## Entries supplied

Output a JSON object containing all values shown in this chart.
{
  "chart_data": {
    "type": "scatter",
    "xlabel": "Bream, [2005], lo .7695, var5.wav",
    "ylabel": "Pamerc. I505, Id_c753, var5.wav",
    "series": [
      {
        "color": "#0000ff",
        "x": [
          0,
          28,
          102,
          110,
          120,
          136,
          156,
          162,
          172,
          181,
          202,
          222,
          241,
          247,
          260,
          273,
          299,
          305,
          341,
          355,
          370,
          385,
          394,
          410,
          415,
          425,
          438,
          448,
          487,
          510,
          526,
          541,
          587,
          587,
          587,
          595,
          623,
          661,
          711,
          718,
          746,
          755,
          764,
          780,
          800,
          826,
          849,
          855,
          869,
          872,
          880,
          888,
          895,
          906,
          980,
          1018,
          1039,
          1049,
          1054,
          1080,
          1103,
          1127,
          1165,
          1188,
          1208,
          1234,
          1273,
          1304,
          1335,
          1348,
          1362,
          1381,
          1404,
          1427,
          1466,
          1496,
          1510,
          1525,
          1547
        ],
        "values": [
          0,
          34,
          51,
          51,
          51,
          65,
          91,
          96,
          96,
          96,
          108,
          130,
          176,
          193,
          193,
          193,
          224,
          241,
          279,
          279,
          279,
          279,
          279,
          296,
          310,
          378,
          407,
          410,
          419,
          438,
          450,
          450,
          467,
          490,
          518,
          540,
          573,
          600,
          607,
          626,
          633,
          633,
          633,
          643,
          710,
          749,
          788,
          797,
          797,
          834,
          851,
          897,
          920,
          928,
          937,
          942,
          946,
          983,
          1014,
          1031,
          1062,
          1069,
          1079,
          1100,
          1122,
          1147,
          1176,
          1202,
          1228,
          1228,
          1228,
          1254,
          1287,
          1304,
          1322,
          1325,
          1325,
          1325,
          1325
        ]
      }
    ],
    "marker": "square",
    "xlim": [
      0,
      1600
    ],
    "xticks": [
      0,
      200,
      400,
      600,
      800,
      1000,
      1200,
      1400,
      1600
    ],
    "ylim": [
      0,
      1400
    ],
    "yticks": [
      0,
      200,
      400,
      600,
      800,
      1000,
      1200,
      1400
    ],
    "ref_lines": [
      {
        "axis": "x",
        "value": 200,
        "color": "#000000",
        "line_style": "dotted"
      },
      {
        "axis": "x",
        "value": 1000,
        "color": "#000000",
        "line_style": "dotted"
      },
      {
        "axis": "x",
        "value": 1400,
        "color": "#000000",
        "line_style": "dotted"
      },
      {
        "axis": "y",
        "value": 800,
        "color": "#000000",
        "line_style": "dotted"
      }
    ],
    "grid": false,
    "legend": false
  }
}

## What this task involves
Copy all the records above exactly, missing none.

## Result for this task
Output a JSON object containing all values shown in this chart.
{
  "chart_data": {
    "type": "scatter",
    "xlabel": "Bream, [2005], lo .7695, var5.wav",
    "ylabel": "Pamerc. I505, Id_c753, var5.wav",
    "series": [
      {
        "color": "#0000ff",
        "x": [
          0,
          28,
          102,
          110,
          120,
          136,
          156,
          162,
          172,
          181,
          202,
          222,
          241,
          247,
          260,
          273,
          299,
          305,
          341,
          355,
          370,
          385,
          394,
          410,
          415,
          425,
          438,
          448,
          487,
          510,
          526,
          541,
          587,
          587,
          587,
          595,
          623,
          661,
          711,
          718,
          746,
          755,
          764,
          780,
          800,
          826,
          849,
          855,
          869,
          872,
          880,
          888,
          895,
          906,
          980,
          1018,
          1039,
          1049,
          1054,
          1080,
          1103,
          1127,
          1165,
          1188,
          1208,
          1234,
          1273,
          1304,
          1335,
          1348,
          1362,
          1381,
          1404,
          1427,
          1466,
          1496,
          1510,
          1525,
          1547
        ],
        "values": [
          0,
          34,
          51,
          51,
          51,
          65,
          91,
          96,
          96,
          96,
          108,
          130,
          176,
          193,
          193,
          193,
          224,
          241,
          279,
          279,
          279,
          279,
          279,
          296,
          310,
          378,
          407,
          410,
          419,
          438,
          450,
          450,
          467,
          490,
          518,
          540,
          573,
          600,
          607,
          626,
          633,
          633,
          633,
          643,
          710,
          749,
          788,
          797,
          797,
          834,
          851,
          897,
          920,
          928,
          937,
          942,
          946,
          983,
          1014,
          1031,
          1062,
          1069,
          1079,
          1100,
          1122,
          1147,
          1176,
          1202,
          1228,
          1228,
          1228,
          1254,
          1287,
          1304,
          1322,
          1325,
          1325,
          1325,
          1325
        ]
      }
    ],
    "marker": "square",
    "xlim": [
      0,
      1600
    ],
    "xticks": [
      0,
      200,
      400,
      600,
      800,
      1000,
      1200,
      1400,
      1600
    ],
    "ylim": [
      0,
      1400
    ],
    "yticks": [
      0,
      200,
      400,
      600,
      800,
      1000,
      1200,
      1400
    ],
    "ref_lines": [
      {
        "axis": "x",
        "value": 200,
        "color": "#000000",
        "line_style": "dotted"
      },
      {
        "axis": "x",
        "value": 1000,
        "color": "#000000",
        "line_style": "dotted"
      },
      {
        "axis": "x",
        "value": 1400,
        "color": "#000000",
        "line_style": "dotted"
      },
      {
        "axis": "y",
        "value": 800,
        "color": "#000000",
        "line_style": "dotted"
      }
    ],
    "grid": false,
    "legend": false
  }
}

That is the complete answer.